**GOAL OF THE EXERCISE**. Omit the pictures and return every entry exactly as written.

---------- STORED DATA ----------

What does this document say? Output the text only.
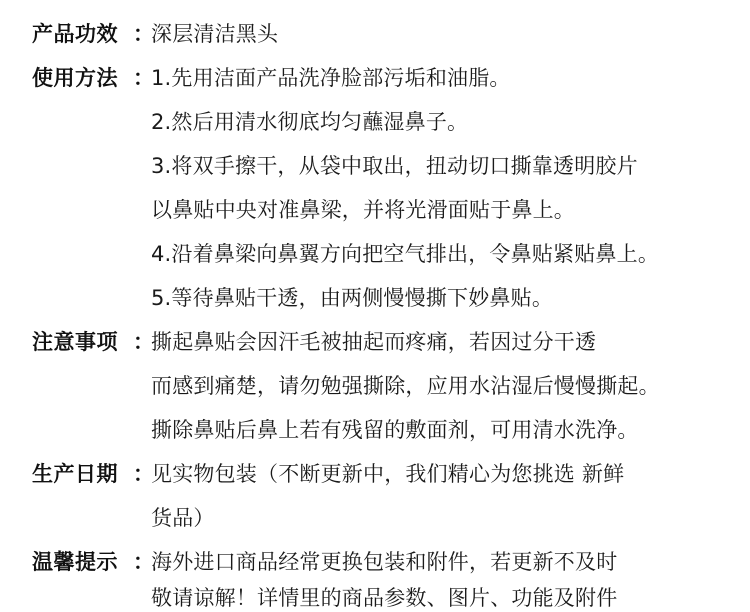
产品功效 ：
深层清洁黑头
使用方法 ：
1.先用洁面产品洗净脸部污垢和油脂。
2.然后用清水彻底均匀蘸湿鼻子。
3.将双手擦干，从袋中取出，扭动切口撕靠透明胶片
以鼻贴中央对准鼻梁，并将光滑面贴于鼻上。
4.沿着鼻梁向鼻翼方向把空气排出，令鼻贴紧贴鼻上。
5.等待鼻贴干透，由两侧慢慢撕下妙鼻贴。
注意事项 ：
撕起鼻贴会因汗毛被抽起而疼痛，若因过分干透
而感到痛楚，请勿勉强撕除，应用水沾湿后慢慢撕起。
撕除鼻贴后鼻上若有残留的敷面剂，可用清水洗净。
生产日期 ：
见实物包装（不断更新中，我们精心为您挑选 新鲜
货品）
温馨提示 ：
海外进口商品经常更换包装和附件，若更新不及时
敬请谅解！详情里的商品参数、图片、功能及附件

----------

**EXERCISE OUTPUT**.
What does this document say? Output the text only.
产品功效 ：
深层清洁黑头
使用方法 ：
1.先用洁面产品洗净脸部污垢和油脂。
2.然后用清水彻底均匀蘸湿鼻子。
3.将双手擦干，从袋中取出，扭动切口撕靠透明胶片
以鼻贴中央对准鼻梁，并将光滑面贴于鼻上。
4.沿着鼻梁向鼻翼方向把空气排出，令鼻贴紧贴鼻上。
5.等待鼻贴干透，由两侧慢慢撕下妙鼻贴。
注意事项 ：
撕起鼻贴会因汗毛被抽起而疼痛，若因过分干透
而感到痛楚，请勿勉强撕除，应用水沾湿后慢慢撕起。
撕除鼻贴后鼻上若有残留的敷面剂，可用清水洗净。
生产日期 ：
见实物包装（不断更新中，我们精心为您挑选 新鲜
货品）
温馨提示 ：
海外进口商品经常更换包装和附件，若更新不及时
敬请谅解！详情里的商品参数、图片、功能及附件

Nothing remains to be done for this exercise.